* WRITTEN EXERCISE *
Pull every line containing the word "файла" from the records.

<<<<

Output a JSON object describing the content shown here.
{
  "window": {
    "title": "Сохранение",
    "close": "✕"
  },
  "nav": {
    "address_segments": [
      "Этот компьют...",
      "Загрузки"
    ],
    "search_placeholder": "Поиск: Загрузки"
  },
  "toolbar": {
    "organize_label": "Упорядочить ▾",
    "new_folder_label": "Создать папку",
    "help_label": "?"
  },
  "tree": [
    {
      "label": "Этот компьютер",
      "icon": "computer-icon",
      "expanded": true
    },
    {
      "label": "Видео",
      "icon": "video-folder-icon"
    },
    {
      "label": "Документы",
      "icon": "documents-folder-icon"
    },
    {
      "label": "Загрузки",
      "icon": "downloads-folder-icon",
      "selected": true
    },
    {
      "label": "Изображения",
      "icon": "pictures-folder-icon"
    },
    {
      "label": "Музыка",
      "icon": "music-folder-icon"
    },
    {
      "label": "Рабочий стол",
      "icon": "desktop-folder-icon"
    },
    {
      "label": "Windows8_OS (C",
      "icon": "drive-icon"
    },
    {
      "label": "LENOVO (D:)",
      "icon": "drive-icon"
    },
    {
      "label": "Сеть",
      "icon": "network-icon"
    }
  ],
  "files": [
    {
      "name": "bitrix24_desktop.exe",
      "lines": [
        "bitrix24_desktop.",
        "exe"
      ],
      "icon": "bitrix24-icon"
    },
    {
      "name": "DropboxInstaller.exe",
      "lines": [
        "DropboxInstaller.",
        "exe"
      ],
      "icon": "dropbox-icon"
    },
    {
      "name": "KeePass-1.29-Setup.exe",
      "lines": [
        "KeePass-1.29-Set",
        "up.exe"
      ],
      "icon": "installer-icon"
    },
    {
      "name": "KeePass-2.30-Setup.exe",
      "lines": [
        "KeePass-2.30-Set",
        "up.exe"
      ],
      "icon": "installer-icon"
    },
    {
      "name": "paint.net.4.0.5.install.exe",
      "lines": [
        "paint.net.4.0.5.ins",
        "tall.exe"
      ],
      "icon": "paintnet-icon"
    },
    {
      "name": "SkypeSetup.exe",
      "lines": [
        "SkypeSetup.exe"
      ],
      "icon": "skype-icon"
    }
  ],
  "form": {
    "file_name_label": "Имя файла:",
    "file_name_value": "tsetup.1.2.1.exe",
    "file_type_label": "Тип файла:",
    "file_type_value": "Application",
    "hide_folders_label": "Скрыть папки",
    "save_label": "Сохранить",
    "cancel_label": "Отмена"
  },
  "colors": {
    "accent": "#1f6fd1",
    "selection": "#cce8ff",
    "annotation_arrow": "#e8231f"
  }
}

>>>>

* EXERCISE RESPONSE *
    "file_name_label": "Имя файла:",
    "file_type_label": "Тип файла:",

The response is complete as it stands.